▶

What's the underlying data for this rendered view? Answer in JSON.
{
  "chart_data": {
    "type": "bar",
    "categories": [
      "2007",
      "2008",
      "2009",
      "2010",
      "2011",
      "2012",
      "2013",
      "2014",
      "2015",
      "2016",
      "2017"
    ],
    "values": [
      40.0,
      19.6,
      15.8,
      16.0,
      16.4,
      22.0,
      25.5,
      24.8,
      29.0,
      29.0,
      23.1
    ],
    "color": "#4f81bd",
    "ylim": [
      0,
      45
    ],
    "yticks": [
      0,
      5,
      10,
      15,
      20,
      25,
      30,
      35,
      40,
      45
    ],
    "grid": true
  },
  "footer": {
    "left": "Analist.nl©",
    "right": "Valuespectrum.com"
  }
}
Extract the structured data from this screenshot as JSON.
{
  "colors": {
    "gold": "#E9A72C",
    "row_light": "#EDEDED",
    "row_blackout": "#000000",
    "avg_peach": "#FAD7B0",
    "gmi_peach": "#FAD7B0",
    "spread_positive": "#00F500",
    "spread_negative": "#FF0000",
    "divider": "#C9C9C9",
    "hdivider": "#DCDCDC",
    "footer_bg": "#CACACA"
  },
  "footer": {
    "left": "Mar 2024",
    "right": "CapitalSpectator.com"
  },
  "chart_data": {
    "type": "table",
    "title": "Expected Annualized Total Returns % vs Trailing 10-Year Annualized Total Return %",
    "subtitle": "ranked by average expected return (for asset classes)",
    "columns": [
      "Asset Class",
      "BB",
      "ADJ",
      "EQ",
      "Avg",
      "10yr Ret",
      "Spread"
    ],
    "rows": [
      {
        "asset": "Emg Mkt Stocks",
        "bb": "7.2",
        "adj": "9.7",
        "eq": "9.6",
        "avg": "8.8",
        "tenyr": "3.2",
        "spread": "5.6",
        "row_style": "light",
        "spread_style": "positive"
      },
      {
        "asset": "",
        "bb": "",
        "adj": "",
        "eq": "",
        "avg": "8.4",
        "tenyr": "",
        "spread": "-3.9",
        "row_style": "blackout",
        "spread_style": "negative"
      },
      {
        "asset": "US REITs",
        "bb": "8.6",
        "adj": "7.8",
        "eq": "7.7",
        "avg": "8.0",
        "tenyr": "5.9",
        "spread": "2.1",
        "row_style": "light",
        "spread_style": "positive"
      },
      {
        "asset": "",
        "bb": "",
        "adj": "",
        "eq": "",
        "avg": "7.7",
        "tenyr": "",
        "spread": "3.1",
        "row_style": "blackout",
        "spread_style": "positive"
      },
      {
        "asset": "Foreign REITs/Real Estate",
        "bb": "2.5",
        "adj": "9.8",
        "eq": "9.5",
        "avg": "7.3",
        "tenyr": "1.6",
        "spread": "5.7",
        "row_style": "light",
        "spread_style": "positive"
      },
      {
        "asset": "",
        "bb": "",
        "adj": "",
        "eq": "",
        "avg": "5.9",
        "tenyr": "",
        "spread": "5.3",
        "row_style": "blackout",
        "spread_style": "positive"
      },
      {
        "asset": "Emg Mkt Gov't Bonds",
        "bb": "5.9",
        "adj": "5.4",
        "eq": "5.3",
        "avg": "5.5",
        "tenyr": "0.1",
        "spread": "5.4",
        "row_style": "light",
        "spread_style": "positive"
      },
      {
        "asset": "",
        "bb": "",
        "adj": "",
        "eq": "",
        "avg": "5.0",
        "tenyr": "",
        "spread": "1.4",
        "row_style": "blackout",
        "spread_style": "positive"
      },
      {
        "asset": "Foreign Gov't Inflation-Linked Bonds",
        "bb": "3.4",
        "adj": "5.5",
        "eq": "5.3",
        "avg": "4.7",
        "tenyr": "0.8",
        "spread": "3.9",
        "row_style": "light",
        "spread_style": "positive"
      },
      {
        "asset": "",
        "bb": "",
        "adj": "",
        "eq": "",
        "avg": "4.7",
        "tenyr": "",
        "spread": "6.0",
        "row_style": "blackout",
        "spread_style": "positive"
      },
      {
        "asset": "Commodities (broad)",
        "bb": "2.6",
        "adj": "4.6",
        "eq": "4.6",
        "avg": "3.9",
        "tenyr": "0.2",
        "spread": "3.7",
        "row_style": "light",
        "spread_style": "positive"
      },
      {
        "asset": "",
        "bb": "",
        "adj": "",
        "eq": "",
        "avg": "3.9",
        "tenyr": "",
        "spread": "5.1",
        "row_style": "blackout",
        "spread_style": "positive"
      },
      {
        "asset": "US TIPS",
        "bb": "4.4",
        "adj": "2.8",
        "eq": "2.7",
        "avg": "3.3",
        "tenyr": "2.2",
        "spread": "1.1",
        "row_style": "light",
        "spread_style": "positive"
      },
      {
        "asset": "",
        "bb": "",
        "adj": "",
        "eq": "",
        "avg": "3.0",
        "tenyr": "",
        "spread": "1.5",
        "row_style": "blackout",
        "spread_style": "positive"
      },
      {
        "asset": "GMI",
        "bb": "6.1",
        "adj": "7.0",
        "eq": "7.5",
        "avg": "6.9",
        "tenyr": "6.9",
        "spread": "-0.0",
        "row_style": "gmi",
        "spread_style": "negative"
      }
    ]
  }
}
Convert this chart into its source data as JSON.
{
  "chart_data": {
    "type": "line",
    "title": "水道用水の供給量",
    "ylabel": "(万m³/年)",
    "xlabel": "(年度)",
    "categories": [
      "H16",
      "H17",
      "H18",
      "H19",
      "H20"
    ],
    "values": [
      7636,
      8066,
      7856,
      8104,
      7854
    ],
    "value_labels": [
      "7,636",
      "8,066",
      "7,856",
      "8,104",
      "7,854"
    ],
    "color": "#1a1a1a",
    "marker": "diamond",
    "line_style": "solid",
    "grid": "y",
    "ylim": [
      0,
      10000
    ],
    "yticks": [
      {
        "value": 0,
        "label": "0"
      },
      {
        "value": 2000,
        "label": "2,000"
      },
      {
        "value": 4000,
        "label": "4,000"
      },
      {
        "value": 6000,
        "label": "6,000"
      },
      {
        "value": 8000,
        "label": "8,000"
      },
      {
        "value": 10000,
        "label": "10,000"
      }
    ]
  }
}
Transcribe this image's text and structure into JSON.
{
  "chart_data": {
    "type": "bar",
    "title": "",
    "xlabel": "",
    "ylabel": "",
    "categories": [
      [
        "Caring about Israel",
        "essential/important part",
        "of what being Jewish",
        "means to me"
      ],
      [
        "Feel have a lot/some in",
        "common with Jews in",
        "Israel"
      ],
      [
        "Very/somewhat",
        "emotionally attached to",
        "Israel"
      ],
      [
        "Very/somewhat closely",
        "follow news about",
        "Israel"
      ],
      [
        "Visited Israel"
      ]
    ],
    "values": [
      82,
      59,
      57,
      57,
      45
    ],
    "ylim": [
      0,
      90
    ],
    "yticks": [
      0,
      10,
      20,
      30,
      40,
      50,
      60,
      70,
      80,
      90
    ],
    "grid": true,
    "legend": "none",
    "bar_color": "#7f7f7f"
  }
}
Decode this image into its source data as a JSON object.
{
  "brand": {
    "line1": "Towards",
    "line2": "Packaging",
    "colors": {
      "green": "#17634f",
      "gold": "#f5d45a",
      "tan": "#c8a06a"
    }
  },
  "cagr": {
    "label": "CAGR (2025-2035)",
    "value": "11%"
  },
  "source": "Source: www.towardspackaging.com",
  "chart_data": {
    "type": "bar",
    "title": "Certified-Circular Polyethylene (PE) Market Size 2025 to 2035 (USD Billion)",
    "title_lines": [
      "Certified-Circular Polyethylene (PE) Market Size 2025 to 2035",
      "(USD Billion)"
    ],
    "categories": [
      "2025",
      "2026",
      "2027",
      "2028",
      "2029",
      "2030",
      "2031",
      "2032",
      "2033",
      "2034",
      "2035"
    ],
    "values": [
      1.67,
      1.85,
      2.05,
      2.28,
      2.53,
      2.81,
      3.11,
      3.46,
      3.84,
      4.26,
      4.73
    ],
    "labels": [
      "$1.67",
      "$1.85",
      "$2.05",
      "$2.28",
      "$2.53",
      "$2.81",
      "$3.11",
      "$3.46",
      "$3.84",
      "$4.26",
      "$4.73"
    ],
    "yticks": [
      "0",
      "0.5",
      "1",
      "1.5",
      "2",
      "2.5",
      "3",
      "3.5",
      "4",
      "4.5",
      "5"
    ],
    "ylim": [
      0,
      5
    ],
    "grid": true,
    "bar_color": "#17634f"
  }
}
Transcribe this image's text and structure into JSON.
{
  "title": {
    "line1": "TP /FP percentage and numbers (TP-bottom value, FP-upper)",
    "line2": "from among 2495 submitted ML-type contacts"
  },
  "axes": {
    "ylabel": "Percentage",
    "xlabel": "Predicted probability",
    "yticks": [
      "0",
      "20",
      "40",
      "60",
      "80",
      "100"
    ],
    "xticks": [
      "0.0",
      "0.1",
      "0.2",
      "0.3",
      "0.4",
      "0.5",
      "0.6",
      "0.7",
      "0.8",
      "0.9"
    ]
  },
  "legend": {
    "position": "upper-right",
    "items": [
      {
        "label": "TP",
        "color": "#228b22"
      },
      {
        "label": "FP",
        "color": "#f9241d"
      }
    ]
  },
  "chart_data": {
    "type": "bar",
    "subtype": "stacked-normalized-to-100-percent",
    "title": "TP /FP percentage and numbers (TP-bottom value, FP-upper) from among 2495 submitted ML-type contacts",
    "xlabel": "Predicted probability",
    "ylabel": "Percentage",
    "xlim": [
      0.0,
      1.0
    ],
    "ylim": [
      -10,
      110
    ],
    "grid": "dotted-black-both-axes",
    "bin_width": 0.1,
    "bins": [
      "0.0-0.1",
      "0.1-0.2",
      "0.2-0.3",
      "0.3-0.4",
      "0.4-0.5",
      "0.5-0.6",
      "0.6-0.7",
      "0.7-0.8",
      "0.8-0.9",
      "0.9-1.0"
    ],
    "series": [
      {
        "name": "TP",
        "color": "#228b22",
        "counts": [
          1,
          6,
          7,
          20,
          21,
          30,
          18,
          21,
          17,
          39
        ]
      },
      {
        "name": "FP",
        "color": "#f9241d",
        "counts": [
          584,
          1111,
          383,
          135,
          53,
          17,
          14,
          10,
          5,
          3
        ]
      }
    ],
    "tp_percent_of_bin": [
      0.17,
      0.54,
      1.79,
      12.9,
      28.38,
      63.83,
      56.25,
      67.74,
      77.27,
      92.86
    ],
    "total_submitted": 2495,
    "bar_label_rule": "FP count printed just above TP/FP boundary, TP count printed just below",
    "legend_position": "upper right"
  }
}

◀

- [Short exercise] Go over the records above and tally each line that includes "into". Give the total by itself.

- [Solution to this problem] 4